§ Stated problem
The listing below is the input. Say how many of its lines contain "this", giving the number alone.
— Begin Input —
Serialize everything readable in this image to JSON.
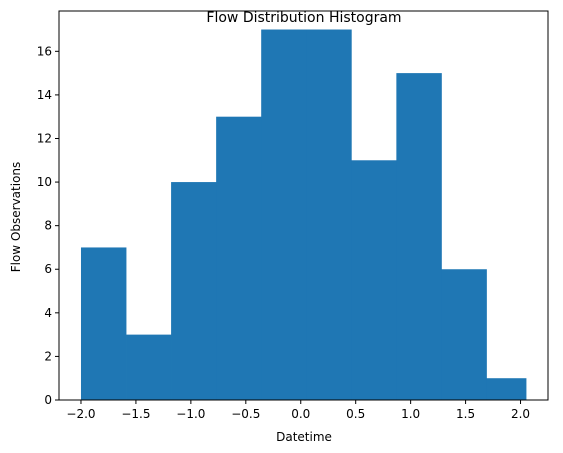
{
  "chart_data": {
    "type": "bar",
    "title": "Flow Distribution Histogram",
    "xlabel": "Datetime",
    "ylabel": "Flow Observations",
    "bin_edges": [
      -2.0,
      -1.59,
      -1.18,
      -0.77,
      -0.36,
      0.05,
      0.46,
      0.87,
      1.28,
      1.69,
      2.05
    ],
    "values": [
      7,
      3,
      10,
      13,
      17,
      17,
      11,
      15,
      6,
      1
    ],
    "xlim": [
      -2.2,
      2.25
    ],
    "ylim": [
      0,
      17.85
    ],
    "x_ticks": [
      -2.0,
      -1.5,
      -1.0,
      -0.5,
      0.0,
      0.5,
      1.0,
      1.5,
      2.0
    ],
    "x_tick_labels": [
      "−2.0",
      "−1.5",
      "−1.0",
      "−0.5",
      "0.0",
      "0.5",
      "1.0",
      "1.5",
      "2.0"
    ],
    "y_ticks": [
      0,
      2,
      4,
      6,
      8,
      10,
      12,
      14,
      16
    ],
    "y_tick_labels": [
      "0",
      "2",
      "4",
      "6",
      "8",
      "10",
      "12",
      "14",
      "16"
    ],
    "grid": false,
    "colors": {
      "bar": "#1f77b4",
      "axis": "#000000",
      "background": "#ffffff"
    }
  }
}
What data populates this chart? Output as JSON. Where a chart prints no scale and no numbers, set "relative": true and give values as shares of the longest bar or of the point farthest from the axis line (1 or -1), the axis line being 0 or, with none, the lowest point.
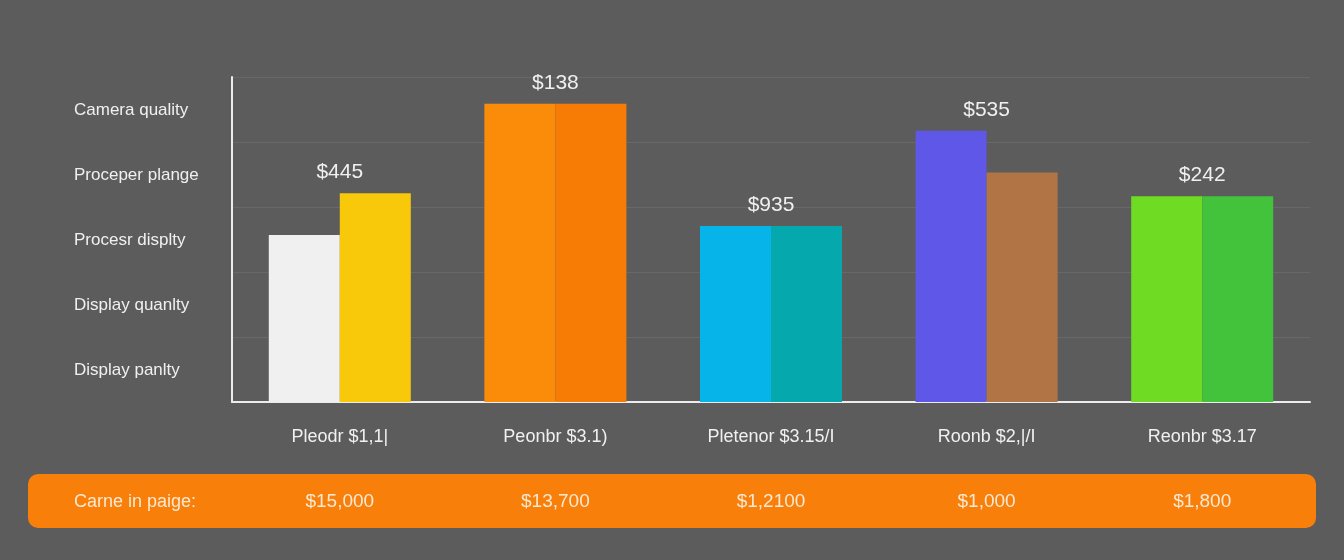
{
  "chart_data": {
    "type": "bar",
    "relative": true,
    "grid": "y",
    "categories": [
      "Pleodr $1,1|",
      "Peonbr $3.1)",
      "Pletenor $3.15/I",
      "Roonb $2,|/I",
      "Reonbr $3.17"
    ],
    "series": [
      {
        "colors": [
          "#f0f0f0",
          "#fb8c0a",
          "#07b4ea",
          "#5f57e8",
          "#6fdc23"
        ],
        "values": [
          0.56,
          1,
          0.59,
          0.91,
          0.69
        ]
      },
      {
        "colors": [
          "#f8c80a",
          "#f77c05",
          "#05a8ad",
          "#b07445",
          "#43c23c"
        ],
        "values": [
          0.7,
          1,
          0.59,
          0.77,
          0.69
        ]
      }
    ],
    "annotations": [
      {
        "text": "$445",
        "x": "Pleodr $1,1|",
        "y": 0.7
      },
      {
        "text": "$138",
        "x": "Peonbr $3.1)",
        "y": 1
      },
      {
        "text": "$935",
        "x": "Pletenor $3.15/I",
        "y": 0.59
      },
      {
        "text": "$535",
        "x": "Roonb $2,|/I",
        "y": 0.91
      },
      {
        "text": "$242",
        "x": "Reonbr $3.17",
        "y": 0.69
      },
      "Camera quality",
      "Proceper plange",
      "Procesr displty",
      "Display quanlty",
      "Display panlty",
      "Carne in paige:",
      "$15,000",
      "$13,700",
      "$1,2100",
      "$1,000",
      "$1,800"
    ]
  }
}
— End Input —
§ Written response
2